— Written task —
Looking through the listing, how many of its lines hold the word "grid"? Answer with only the number.

[Chart and figure data]
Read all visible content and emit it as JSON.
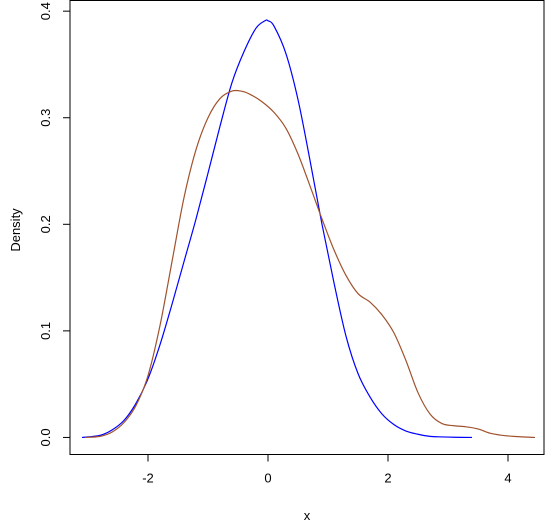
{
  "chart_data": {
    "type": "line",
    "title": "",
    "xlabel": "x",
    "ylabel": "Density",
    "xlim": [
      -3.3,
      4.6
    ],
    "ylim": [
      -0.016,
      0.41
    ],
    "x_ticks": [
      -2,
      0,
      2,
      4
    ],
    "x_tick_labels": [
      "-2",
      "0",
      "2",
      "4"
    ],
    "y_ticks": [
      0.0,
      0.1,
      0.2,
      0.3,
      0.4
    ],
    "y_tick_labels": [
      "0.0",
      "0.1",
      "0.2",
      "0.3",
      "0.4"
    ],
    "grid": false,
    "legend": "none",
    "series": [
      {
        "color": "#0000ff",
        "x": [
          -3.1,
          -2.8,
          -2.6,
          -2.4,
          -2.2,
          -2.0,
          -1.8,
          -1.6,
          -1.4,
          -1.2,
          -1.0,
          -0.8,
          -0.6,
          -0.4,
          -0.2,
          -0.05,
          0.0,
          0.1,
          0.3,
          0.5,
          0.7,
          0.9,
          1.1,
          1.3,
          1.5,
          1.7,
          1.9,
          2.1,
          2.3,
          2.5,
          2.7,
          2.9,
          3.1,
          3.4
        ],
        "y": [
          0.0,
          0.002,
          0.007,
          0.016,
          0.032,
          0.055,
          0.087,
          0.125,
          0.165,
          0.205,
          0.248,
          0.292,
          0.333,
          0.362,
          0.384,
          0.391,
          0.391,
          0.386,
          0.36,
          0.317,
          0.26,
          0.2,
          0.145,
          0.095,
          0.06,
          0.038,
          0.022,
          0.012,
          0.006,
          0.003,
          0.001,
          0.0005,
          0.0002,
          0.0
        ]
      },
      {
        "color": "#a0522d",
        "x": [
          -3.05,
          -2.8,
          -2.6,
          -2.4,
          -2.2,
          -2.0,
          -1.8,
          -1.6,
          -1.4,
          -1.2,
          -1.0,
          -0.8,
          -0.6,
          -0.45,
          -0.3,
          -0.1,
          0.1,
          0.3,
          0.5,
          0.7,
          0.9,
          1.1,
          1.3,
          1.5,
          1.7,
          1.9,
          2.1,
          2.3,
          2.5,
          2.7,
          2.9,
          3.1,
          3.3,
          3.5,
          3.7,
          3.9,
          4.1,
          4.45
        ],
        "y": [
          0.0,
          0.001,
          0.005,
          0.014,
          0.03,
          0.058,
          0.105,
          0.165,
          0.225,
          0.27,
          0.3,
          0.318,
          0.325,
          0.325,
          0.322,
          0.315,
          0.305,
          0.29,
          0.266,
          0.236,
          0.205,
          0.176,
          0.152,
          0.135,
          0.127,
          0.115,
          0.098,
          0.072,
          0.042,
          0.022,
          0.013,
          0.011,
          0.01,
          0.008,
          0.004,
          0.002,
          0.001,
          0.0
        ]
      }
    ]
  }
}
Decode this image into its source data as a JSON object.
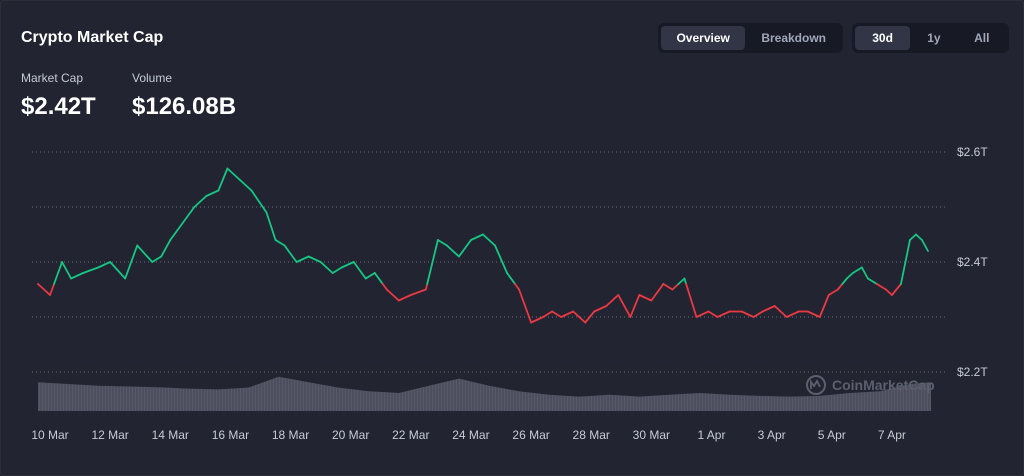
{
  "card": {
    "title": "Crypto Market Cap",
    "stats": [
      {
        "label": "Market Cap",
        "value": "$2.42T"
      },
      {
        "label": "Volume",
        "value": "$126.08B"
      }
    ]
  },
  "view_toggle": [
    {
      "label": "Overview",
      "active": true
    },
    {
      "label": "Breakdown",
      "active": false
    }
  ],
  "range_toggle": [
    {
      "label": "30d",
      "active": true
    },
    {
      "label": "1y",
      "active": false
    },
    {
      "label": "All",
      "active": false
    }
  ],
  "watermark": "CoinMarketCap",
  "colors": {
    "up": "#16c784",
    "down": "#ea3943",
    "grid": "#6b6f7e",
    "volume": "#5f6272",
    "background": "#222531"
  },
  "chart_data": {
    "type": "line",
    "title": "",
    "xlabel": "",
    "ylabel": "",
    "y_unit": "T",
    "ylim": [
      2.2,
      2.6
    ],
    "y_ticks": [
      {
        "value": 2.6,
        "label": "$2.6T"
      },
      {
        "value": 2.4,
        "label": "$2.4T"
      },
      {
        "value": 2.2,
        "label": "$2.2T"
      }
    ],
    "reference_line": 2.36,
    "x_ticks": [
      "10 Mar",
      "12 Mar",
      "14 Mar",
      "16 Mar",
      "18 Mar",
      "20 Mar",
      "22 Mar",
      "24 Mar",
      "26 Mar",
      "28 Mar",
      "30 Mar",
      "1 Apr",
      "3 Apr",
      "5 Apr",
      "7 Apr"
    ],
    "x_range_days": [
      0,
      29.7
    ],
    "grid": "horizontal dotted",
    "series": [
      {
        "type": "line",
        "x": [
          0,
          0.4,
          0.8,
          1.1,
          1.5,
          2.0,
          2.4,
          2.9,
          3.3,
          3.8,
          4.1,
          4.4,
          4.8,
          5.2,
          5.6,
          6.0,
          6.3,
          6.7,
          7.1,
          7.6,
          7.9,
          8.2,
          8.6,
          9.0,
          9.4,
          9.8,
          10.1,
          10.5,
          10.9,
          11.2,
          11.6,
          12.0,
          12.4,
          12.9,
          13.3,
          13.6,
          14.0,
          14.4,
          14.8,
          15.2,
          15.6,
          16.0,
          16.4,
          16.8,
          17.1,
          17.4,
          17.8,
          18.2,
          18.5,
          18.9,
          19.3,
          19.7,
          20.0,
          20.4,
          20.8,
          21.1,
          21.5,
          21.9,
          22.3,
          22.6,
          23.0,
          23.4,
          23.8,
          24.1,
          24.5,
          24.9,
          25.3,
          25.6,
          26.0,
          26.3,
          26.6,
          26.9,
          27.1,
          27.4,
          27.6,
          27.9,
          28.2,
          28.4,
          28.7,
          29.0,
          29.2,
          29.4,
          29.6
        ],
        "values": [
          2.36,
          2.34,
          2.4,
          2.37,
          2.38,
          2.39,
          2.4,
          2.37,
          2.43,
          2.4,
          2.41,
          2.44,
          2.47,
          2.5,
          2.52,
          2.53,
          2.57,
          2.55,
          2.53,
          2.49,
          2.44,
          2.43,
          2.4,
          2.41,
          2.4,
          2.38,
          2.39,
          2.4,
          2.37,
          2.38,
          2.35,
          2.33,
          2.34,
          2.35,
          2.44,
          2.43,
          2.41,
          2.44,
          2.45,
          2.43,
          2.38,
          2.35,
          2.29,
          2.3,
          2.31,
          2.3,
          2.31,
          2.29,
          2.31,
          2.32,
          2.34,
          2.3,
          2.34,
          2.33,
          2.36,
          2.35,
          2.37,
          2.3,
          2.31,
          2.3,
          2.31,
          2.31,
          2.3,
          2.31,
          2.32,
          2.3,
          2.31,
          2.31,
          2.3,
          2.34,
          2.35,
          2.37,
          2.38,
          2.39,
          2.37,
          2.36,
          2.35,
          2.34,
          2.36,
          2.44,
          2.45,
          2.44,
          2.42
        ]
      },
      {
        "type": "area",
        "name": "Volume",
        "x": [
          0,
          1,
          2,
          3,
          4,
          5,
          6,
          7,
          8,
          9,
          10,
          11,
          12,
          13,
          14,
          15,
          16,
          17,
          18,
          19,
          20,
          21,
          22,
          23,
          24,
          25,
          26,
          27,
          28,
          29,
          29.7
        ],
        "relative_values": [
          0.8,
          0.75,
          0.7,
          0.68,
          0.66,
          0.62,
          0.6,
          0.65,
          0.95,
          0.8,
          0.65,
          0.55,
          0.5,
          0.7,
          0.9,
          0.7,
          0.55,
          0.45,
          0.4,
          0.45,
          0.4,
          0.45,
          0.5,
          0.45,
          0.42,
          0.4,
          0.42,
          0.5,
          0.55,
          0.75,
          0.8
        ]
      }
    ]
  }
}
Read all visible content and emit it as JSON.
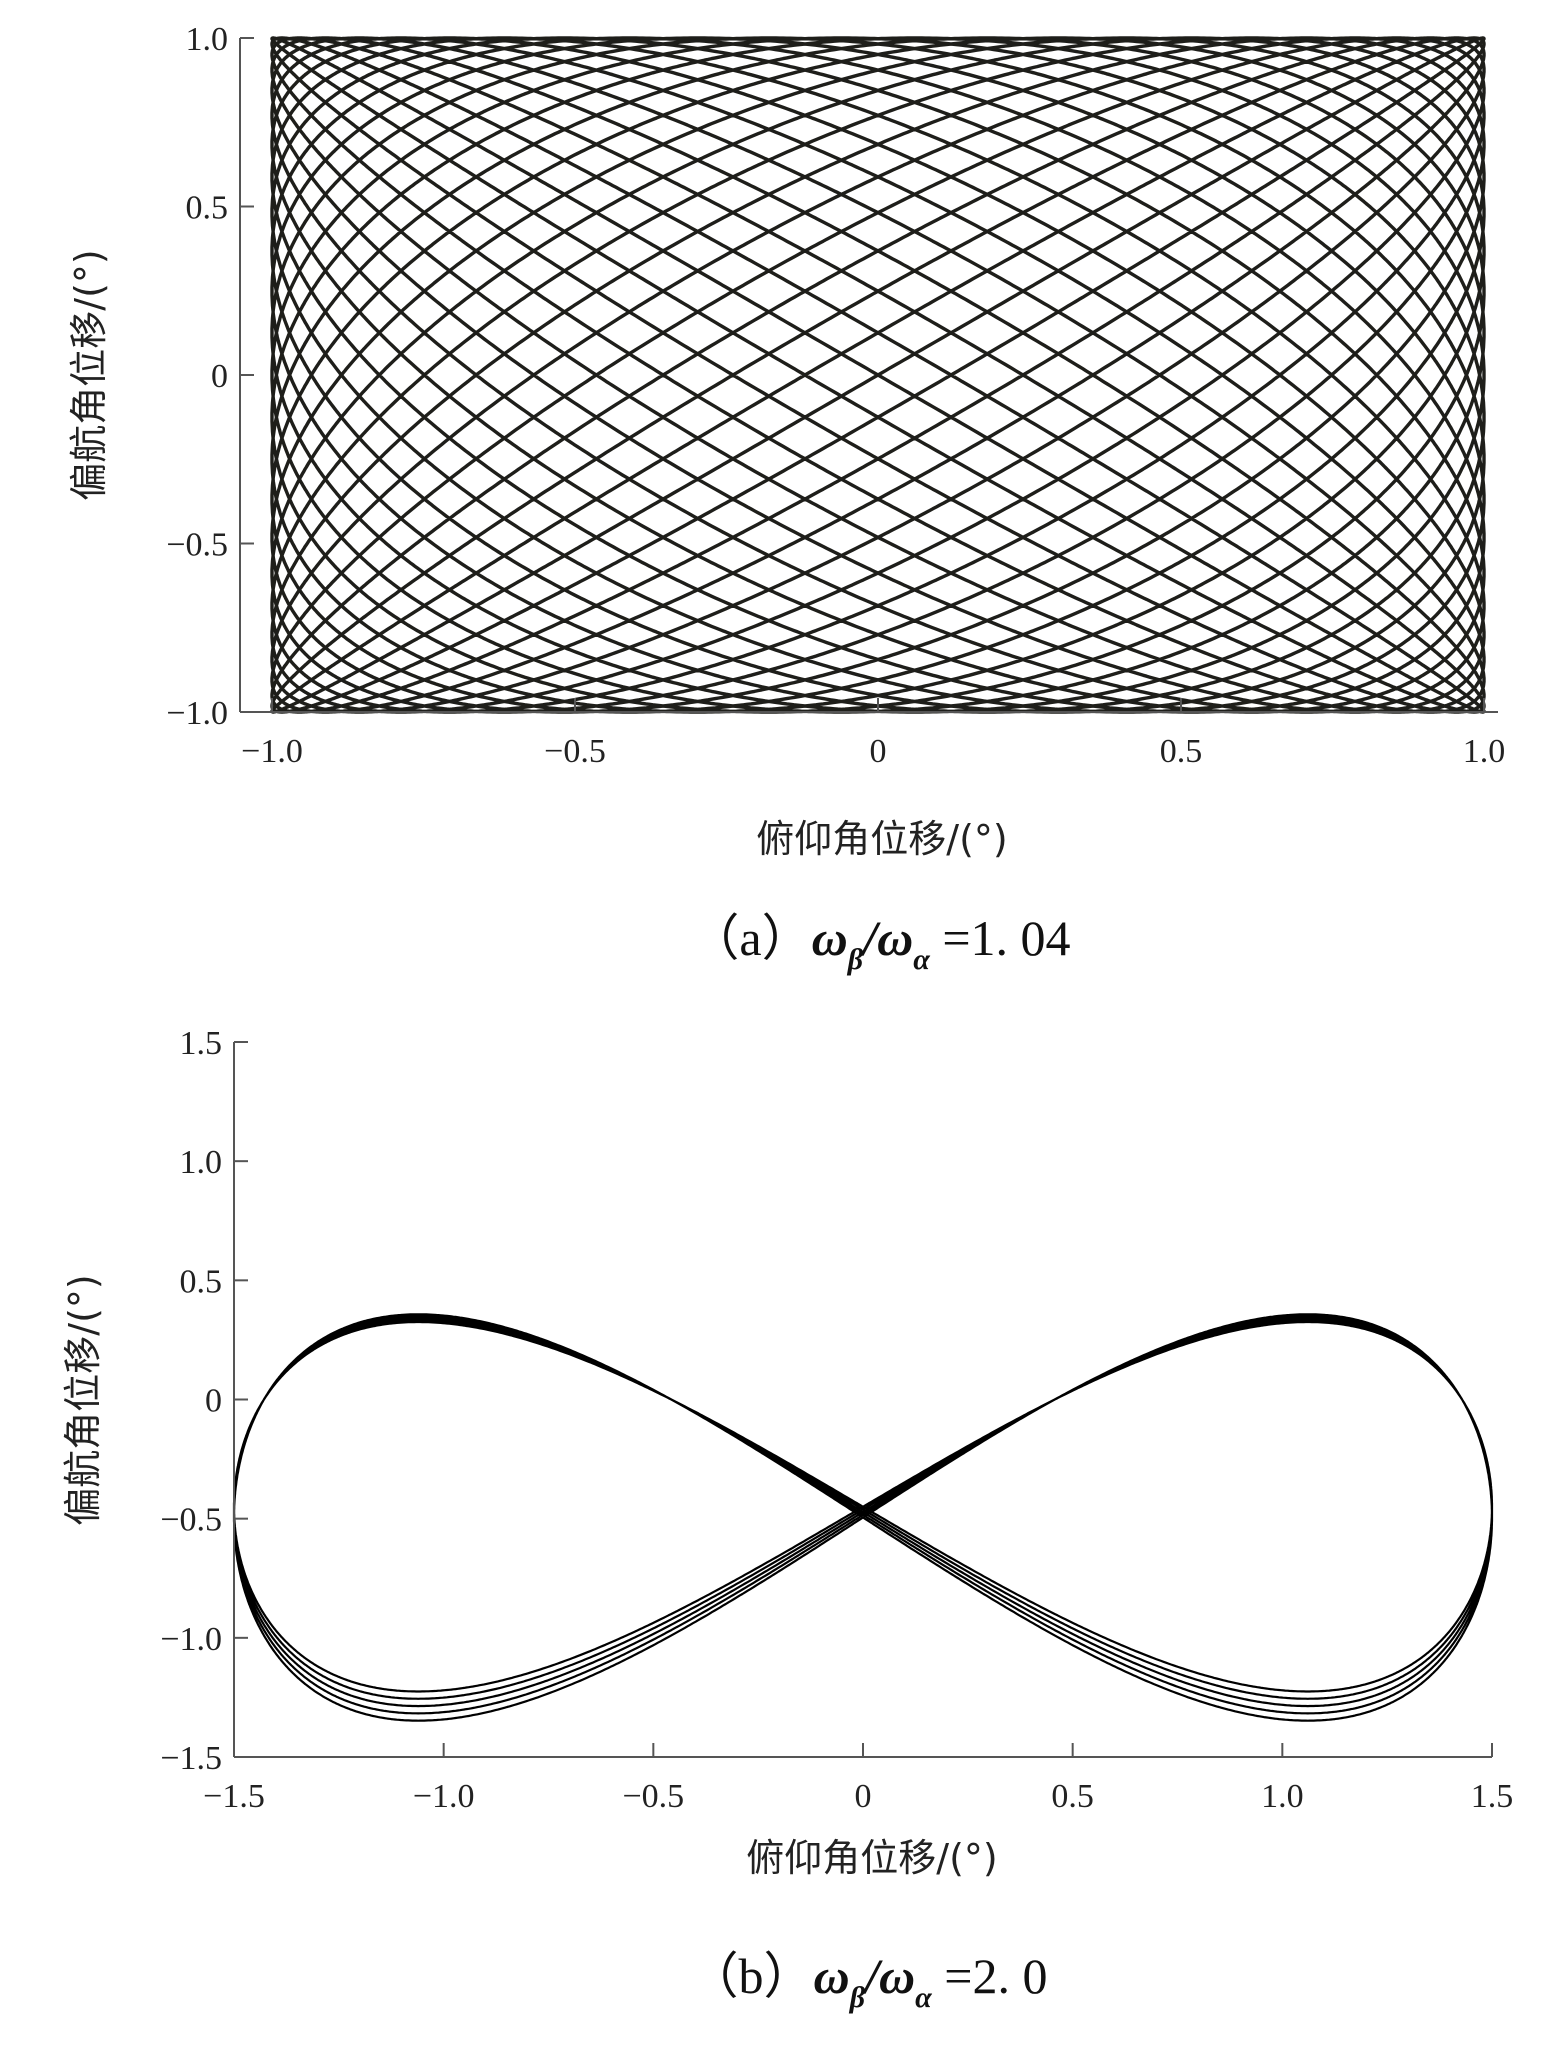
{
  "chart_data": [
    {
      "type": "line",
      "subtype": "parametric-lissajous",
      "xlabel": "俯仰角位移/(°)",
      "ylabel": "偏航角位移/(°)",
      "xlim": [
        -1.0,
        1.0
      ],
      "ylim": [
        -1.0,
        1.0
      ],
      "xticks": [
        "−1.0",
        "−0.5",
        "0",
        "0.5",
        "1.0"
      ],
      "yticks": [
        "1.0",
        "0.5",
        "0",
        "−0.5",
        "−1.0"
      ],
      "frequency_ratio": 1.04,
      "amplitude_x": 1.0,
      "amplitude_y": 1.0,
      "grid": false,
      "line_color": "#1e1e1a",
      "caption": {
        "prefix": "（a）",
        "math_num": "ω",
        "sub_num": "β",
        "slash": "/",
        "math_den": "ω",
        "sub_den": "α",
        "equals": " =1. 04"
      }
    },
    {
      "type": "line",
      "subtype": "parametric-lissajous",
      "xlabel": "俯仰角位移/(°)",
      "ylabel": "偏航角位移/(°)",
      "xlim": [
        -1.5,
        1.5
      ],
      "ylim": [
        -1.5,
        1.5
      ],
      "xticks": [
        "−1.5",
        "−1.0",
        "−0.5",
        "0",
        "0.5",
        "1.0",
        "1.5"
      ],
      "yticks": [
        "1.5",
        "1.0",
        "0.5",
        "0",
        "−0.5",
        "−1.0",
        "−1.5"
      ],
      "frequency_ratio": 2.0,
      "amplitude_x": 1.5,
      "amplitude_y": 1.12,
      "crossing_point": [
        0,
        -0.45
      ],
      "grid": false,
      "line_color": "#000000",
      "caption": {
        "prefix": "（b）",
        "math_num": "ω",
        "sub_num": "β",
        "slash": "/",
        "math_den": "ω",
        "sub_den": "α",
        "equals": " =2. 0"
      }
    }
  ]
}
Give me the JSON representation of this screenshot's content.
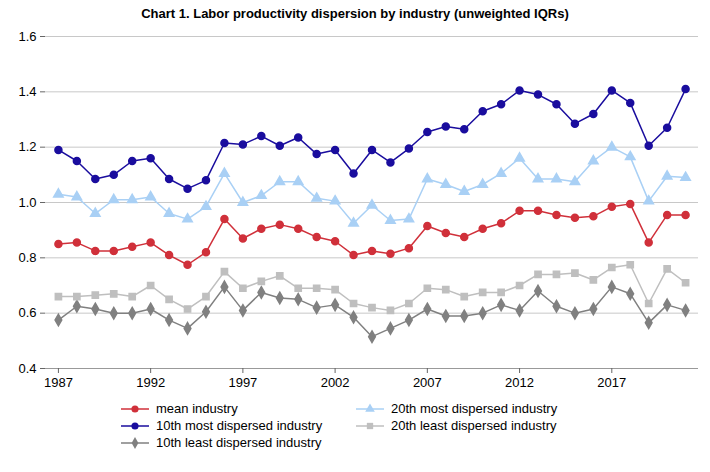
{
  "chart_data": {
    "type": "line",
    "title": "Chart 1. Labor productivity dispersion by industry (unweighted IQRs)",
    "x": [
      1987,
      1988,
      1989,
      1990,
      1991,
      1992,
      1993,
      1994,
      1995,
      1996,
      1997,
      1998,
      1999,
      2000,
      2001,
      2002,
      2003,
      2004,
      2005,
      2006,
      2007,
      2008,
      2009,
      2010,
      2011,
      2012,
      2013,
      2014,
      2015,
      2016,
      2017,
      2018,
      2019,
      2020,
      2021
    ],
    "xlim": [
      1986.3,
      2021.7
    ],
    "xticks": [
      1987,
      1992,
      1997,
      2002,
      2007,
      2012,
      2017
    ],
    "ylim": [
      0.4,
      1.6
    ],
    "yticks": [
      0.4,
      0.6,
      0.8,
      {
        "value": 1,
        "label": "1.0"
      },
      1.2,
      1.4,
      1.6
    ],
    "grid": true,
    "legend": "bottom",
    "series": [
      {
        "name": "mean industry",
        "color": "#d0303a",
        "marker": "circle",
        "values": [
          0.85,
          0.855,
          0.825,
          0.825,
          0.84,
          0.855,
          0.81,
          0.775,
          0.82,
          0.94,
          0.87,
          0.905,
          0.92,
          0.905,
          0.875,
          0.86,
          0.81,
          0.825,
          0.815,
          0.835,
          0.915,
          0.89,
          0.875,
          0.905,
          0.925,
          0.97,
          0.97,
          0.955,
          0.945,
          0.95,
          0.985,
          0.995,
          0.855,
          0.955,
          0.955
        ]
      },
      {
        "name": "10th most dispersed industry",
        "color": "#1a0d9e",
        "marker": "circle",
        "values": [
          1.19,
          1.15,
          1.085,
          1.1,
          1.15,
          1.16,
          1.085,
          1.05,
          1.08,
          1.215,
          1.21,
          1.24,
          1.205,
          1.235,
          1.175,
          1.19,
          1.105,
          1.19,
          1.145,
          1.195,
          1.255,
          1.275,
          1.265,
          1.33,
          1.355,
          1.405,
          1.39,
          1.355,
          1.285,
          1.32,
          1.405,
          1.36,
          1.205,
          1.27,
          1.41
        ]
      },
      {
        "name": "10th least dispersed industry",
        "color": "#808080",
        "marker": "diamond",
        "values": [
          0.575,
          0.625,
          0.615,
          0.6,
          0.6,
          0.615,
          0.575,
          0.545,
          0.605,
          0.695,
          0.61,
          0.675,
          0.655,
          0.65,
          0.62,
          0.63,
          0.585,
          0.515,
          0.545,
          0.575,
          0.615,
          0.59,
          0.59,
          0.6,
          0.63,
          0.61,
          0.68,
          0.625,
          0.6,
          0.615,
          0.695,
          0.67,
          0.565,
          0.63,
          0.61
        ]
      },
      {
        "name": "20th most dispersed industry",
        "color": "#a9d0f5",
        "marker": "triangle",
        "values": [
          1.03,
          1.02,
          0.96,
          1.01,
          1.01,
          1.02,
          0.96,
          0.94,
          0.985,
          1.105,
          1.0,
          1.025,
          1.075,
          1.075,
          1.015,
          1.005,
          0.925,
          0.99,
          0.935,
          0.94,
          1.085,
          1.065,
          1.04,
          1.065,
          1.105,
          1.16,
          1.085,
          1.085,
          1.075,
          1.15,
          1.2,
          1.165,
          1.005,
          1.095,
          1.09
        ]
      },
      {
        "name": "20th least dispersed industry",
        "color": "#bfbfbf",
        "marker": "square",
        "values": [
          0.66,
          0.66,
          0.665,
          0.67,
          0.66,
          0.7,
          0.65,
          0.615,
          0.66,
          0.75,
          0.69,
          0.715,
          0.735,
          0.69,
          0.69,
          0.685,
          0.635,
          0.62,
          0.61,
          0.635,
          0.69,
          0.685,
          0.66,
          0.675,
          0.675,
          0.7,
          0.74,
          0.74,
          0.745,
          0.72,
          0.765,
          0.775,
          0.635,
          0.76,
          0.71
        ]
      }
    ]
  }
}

— Result for this exercise —
6